**Problem description:** State only the number of lines that contain the string "amore".

**Dataset records:**
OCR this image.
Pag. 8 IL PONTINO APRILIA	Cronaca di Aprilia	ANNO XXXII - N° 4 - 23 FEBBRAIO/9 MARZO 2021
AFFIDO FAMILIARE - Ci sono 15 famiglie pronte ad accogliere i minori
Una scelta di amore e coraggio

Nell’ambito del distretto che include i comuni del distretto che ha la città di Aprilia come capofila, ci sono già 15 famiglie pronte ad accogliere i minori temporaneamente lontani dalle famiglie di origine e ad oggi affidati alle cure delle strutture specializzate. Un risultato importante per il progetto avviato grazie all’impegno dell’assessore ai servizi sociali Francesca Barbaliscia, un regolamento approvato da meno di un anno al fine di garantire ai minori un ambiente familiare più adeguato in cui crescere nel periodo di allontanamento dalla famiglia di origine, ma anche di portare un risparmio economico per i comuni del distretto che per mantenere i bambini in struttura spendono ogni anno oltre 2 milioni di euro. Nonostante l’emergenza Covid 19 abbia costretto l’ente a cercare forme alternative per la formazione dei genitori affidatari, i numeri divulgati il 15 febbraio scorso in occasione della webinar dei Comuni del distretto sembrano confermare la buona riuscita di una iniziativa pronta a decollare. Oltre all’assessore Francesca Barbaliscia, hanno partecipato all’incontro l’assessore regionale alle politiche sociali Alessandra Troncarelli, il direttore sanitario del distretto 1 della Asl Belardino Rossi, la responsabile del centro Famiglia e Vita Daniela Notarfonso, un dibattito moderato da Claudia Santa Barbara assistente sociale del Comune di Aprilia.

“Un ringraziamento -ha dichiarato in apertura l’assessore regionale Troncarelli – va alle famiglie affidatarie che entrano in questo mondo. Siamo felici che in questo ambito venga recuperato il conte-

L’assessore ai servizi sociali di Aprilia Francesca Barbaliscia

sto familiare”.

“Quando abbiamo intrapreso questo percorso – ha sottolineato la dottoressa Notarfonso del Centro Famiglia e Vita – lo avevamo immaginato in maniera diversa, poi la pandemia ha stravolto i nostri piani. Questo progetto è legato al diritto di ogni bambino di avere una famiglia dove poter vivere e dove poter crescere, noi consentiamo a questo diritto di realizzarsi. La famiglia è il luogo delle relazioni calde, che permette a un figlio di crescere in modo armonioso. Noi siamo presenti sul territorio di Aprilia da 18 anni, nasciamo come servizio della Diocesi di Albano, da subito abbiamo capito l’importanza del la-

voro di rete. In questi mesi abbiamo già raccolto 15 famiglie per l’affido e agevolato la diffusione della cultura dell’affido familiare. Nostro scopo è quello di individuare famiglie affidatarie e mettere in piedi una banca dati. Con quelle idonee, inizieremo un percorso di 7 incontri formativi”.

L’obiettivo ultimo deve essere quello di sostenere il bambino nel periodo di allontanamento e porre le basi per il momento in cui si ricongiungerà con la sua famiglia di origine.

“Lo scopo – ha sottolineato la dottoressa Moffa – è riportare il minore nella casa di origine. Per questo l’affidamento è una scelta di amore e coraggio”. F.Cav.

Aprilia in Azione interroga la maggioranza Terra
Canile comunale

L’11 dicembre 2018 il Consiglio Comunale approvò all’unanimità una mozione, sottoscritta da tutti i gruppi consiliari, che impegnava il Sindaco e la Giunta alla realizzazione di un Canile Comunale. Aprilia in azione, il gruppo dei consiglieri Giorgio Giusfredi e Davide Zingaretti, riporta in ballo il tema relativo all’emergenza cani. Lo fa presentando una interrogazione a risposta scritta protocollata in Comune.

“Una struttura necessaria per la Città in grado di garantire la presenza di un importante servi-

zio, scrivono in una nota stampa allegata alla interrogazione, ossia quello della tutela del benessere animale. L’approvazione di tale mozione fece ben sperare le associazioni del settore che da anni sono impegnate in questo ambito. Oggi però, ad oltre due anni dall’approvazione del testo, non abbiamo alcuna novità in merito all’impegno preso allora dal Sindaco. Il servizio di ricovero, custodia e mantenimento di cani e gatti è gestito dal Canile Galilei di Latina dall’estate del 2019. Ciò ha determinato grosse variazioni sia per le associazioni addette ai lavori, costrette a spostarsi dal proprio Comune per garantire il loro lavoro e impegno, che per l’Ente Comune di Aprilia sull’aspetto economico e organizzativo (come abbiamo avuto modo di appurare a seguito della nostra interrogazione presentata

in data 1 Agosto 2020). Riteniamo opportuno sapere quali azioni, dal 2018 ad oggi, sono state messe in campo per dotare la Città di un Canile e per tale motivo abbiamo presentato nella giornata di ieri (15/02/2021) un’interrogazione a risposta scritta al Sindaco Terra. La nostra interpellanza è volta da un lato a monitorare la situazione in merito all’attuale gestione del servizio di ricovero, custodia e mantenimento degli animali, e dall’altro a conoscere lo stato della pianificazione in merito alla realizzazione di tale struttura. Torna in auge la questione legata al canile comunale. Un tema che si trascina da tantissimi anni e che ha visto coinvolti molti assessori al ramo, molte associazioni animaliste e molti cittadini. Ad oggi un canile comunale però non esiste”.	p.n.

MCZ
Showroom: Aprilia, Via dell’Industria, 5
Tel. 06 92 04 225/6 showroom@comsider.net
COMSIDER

**Task response:** 2